**WORK REQUIRED**
Pull every line containing "JSON" out of the material below.

_ _ _

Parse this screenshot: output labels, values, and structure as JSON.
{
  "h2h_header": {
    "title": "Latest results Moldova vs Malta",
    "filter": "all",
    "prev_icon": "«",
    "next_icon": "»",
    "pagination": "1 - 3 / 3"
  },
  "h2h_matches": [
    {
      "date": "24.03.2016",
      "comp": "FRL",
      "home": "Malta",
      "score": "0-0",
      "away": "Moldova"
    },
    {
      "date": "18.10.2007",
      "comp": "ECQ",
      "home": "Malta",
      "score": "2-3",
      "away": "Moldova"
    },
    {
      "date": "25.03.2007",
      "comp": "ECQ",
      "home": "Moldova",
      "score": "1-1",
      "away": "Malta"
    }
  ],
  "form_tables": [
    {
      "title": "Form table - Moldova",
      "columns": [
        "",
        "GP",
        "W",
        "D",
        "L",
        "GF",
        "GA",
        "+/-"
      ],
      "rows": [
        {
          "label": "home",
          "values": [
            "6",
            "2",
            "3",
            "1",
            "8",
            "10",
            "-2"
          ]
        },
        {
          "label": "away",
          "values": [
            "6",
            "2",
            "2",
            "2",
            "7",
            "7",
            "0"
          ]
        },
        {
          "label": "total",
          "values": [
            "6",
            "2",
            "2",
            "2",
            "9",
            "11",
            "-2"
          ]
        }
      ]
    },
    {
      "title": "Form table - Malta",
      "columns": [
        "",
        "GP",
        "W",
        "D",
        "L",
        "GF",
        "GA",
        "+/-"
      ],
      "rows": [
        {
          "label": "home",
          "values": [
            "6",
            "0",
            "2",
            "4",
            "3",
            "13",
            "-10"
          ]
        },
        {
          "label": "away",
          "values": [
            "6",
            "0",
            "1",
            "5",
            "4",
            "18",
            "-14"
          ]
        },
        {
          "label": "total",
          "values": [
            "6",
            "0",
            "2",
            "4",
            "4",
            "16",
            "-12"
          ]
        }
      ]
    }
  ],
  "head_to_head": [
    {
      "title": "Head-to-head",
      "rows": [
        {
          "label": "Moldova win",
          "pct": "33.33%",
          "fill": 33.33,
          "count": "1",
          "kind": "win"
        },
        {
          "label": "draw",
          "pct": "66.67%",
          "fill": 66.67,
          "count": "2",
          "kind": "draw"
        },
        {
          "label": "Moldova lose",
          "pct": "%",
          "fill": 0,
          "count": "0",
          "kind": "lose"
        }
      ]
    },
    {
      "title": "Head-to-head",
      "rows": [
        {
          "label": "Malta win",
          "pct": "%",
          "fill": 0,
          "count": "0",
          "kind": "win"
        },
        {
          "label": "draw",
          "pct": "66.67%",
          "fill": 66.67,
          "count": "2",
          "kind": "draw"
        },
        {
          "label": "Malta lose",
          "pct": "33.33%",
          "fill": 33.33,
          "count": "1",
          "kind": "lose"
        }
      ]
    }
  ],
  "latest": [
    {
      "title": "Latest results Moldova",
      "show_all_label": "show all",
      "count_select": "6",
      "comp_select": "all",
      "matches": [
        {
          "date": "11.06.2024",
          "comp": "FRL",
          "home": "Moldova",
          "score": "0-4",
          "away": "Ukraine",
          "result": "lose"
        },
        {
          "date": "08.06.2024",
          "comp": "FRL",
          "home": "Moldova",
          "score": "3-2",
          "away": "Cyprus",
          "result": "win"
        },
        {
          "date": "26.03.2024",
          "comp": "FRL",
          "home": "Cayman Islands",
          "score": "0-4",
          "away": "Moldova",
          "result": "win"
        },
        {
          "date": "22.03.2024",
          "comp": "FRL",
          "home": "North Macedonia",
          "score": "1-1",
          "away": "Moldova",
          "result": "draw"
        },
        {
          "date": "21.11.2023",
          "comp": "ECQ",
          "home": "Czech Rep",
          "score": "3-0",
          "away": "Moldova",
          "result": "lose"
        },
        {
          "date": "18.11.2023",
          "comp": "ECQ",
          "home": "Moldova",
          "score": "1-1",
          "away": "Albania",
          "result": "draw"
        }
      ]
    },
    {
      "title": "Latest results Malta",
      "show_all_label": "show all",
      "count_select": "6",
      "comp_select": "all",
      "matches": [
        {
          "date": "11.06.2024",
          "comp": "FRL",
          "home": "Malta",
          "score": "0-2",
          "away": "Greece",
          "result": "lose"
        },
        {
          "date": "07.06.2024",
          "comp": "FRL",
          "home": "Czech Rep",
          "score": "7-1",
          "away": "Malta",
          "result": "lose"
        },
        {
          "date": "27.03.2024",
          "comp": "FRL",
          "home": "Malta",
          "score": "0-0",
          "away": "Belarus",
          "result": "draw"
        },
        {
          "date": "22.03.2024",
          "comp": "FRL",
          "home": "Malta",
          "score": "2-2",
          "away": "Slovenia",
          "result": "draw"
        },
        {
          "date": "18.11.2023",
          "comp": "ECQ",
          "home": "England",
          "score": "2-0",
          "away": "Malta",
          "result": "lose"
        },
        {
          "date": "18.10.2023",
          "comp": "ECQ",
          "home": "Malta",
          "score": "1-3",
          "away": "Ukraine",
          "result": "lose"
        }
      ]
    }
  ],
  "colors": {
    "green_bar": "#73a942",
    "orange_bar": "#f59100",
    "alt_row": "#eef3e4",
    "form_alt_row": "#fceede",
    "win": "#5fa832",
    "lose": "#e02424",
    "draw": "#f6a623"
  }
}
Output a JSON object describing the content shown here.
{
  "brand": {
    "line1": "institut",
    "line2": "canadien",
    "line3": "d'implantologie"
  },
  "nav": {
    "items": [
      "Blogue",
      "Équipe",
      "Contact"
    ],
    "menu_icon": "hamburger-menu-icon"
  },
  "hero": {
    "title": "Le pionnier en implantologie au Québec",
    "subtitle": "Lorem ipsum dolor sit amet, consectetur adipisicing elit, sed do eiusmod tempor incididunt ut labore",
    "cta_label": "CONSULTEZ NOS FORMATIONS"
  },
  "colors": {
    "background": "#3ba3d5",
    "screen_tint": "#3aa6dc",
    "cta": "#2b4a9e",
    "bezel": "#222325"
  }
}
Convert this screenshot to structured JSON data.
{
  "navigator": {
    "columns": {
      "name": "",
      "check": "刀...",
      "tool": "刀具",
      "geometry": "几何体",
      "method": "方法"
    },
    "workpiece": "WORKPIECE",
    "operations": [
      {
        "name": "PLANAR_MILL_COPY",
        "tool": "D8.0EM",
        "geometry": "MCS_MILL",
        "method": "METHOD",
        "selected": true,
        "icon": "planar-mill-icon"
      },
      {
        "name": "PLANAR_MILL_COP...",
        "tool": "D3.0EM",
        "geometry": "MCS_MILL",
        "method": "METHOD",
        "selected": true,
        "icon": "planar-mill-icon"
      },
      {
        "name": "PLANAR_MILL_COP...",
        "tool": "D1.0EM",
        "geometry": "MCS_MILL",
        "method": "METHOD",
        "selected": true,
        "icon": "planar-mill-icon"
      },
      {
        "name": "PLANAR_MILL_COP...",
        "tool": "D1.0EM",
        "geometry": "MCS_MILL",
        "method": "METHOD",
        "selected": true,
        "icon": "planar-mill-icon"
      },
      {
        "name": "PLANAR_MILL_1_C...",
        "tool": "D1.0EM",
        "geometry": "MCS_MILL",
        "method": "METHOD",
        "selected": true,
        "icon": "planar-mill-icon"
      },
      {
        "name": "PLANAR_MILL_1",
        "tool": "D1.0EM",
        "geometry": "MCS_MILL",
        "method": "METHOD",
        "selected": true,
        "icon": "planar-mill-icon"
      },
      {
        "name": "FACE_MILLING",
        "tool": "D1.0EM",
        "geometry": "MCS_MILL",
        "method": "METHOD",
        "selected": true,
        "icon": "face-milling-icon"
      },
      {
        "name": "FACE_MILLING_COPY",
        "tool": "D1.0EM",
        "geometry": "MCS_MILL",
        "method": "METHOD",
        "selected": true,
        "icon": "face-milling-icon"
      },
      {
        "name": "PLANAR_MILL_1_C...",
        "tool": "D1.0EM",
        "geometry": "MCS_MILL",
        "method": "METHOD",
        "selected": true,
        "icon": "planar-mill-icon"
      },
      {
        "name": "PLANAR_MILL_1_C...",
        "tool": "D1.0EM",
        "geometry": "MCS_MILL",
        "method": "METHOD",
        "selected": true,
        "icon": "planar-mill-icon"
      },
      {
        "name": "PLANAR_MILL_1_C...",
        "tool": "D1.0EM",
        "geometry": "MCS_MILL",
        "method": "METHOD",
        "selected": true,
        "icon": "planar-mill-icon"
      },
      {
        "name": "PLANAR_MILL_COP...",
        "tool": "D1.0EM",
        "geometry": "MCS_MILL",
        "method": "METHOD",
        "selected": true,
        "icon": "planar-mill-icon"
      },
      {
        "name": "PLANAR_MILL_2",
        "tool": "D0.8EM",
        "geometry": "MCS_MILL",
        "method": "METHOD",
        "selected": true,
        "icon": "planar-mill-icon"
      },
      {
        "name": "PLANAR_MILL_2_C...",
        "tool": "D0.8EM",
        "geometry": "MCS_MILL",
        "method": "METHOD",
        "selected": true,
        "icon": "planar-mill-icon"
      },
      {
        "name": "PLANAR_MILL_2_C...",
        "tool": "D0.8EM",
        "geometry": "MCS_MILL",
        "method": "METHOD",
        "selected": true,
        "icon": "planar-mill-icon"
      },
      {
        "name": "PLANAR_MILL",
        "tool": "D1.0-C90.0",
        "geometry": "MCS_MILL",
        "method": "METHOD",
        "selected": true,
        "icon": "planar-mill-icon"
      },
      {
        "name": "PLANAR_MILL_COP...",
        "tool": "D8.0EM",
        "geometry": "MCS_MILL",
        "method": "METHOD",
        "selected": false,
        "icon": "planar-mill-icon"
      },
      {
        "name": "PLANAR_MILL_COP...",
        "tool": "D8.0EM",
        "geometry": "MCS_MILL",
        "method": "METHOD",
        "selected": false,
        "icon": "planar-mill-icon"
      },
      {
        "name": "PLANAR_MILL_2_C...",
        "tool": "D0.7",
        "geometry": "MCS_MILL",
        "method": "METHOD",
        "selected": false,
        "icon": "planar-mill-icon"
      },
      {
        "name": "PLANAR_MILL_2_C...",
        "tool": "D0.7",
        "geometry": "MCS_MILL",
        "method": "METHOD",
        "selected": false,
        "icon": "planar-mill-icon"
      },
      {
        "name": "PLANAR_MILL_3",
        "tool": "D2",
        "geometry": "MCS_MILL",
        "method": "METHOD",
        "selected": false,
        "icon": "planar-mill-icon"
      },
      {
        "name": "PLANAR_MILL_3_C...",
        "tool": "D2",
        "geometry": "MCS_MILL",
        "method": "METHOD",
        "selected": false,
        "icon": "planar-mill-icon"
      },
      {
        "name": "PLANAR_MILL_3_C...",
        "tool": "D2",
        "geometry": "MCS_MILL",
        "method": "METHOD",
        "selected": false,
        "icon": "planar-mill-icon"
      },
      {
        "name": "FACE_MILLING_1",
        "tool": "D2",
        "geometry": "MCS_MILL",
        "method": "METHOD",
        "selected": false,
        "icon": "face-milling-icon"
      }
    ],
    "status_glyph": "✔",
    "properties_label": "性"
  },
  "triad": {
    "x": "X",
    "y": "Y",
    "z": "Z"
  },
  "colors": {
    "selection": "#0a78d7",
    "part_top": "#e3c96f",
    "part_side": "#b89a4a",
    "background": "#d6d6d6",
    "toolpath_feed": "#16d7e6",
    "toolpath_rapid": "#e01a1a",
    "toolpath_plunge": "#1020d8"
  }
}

_ _ _

**FULL RESPONSE**
Parse this screenshot: output labels, values, and structure as JSON.
Output a JSON object describing the content shown here.
Convert this screenshot to structured JSON data.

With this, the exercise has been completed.